Extracted data entries
►

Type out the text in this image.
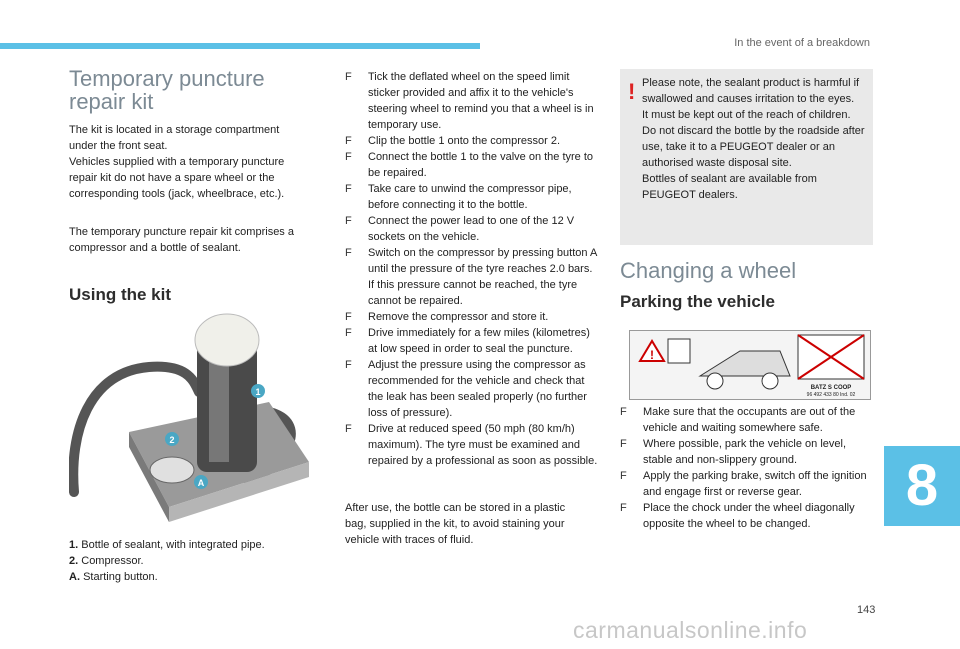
In the event of a breakdown
Temporary puncture
repair kit

The kit is located in a storage compartment
under the front seat.
Vehicles supplied with a temporary puncture
repair kit do not have a spare wheel or the
corresponding tools (jack, wheelbrace, etc.).

The temporary puncture repair kit comprises a
compressor and a bottle of sealant.

Using the kit
1
2
A
1. Bottle of sealant, with integrated pipe.
2. Compressor.
A. Starting button.
F	Tick the deflated wheel on the speed limit sticker provided and affix it to the vehicle's steering wheel to remind you that a wheel is in temporary use.
F	Clip the bottle 1 onto the compressor 2.
F	Connect the bottle 1 to the valve on the tyre to be repaired.
F	Take care to unwind the compressor pipe, before connecting it to the bottle.
F	Connect the power lead to one of the 12 V sockets on the vehicle.
F	Switch on the compressor by pressing button A until the pressure of the tyre reaches 2.0 bars. If this pressure cannot be reached, the tyre cannot be repaired.
F	Remove the compressor and store it.
F	Drive immediately for a few miles (kilometres) at low speed in order to seal the puncture.
F	Adjust the pressure using the compressor as recommended for the vehicle and check that the leak has been sealed properly (no further loss of pressure).
F	Drive at reduced speed (50 mph (80 km/h) maximum). The tyre must be examined and repaired by a professional as soon as possible.

After use, the bottle can be stored in a plastic
bag, supplied in the kit, to avoid staining your
vehicle with traces of fluid.

! Please note, the sealant product is harmful if swallowed and causes irritation to the eyes.

It must be kept out of the reach of children.

Do not discard the bottle by the roadside after use, take it to a PEUGEOT dealer or an authorised waste disposal site.

Bottles of sealant are available from PEUGEOT dealers.

Changing a wheel
Parking the vehicle
!
BATZ S COOP
96 492 433 80 Ind. 02
F	Make sure that the occupants are out of the vehicle and waiting somewhere safe.
F	Where possible, park the vehicle on level, stable and non-slippery ground.
F	Apply the parking brake, switch off the ignition and engage first or reverse gear.
F	Place the chock under the wheel diagonally opposite the wheel to be changed.
8
143
carmanualsonline.info
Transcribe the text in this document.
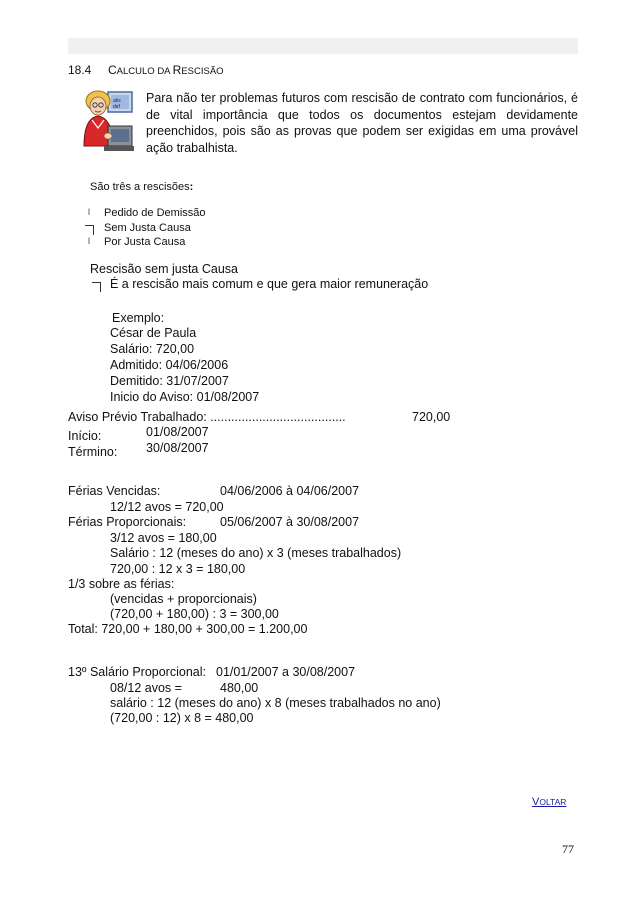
18.4 CALCULO DA RESCISÃO
abc
def
Para não ter problemas futuros com rescisão de contrato com funcionários, é de vital importância que todos os documentos estejam devidamente preenchidos, pois são as provas que podem ser exigidas em uma provável ação trabalhista.
São três a rescisões:
l Pedido de Demissão
Sem Justa Causa
l Por Justa Causa
Rescisão sem justa Causa
É a rescisão mais comum e que gera maior remuneração
Exemplo:
César de Paula
Salário: 720,00
Admitido: 04/06/2006
Demitido: 31/07/2007
Inicio do Aviso: 01/08/2007
Aviso Prévio Trabalhado: .......................................	720,00
Início:	01/08/2007
Término: 30/08/2007
Férias Vencidas:	04/06/2006 à 04/06/2007
12/12 avos = 720,00
Férias Proporcionais:	05/06/2007 à 30/08/2007
3/12 avos = 180,00
Salário : 12 (meses do ano) x 3 (meses trabalhados)
720,00 : 12 x 3 = 180,00
1/3 sobre as férias:
(vencidas + proporcionais)
(720,00 + 180,00) : 3 = 300,00
Total: 720,00 + 180,00 + 300,00 = 1.200,00
13º Salário Proporcional: 01/01/2007 a 30/08/2007
08/12 avos =	480,00
salário : 12 (meses do ano) x 8 (meses trabalhados no ano)
(720,00 : 12) x 8 = 480,00
VOLTAR
77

◄

Except for the pictures, reproduce every line exactly.

◆ FINAL RESULT:
Type out the text in this image.
In the event of a breakdown
Temporary puncture
repair kit

The kit is located in a storage compartment
under the front seat.
Vehicles supplied with a temporary puncture
repair kit do not have a spare wheel or the
corresponding tools (jack, wheelbrace, etc.).

The temporary puncture repair kit comprises a
compressor and a bottle of sealant.

Using the kit
1
2
A
1. Bottle of sealant, with integrated pipe.
2. Compressor.
A. Starting button.
F	Tick the deflated wheel on the speed limit sticker provided and affix it to the vehicle's steering wheel to remind you that a wheel is in temporary use.
F	Clip the bottle 1 onto the compressor 2.
F	Connect the bottle 1 to the valve on the tyre to be repaired.
F	Take care to unwind the compressor pipe, before connecting it to the bottle.
F	Connect the power lead to one of the 12 V sockets on the vehicle.
F	Switch on the compressor by pressing button A until the pressure of the tyre reaches 2.0 bars. If this pressure cannot be reached, the tyre cannot be repaired.
F	Remove the compressor and store it.
F	Drive immediately for a few miles (kilometres) at low speed in order to seal the puncture.
F	Adjust the pressure using the compressor as recommended for the vehicle and check that the leak has been sealed properly (no further loss of pressure).
F	Drive at reduced speed (50 mph (80 km/h) maximum). The tyre must be examined and repaired by a professional as soon as possible.

After use, the bottle can be stored in a plastic
bag, supplied in the kit, to avoid staining your
vehicle with traces of fluid.

! Please note, the sealant product is harmful if swallowed and causes irritation to the eyes.

It must be kept out of the reach of children.

Do not discard the bottle by the roadside after use, take it to a PEUGEOT dealer or an authorised waste disposal site.

Bottles of sealant are available from PEUGEOT dealers.

Changing a wheel
Parking the vehicle
!
BATZ S COOP
96 492 433 80 Ind. 02
F	Make sure that the occupants are out of the vehicle and waiting somewhere safe.
F	Where possible, park the vehicle on level, stable and non-slippery ground.
F	Apply the parking brake, switch off the ignition and engage first or reverse gear.
F	Place the chock under the wheel diagonally opposite the wheel to be changed.
8
143
carmanualsonline.info
Transcribe the text in this document.
18.4 CALCULO DA RESCISÃO
abc
def
Para não ter problemas futuros com rescisão de contrato com funcionários, é de vital importância que todos os documentos estejam devidamente preenchidos, pois são as provas que podem ser exigidas em uma provável ação trabalhista.
São três a rescisões:
l Pedido de Demissão
Sem Justa Causa
l Por Justa Causa
Rescisão sem justa Causa
É a rescisão mais comum e que gera maior remuneração
Exemplo:
César de Paula
Salário: 720,00
Admitido: 04/06/2006
Demitido: 31/07/2007
Inicio do Aviso: 01/08/2007
Aviso Prévio Trabalhado: .......................................	720,00
Início:	01/08/2007
Término: 30/08/2007
Férias Vencidas:	04/06/2006 à 04/06/2007
12/12 avos = 720,00
Férias Proporcionais:	05/06/2007 à 30/08/2007
3/12 avos = 180,00
Salário : 12 (meses do ano) x 3 (meses trabalhados)
720,00 : 12 x 3 = 180,00
1/3 sobre as férias:
(vencidas + proporcionais)
(720,00 + 180,00) : 3 = 300,00
Total: 720,00 + 180,00 + 300,00 = 1.200,00
13º Salário Proporcional: 01/01/2007 a 30/08/2007
08/12 avos =	480,00
salário : 12 (meses do ano) x 8 (meses trabalhados no ano)
(720,00 : 12) x 8 = 480,00
VOLTAR
77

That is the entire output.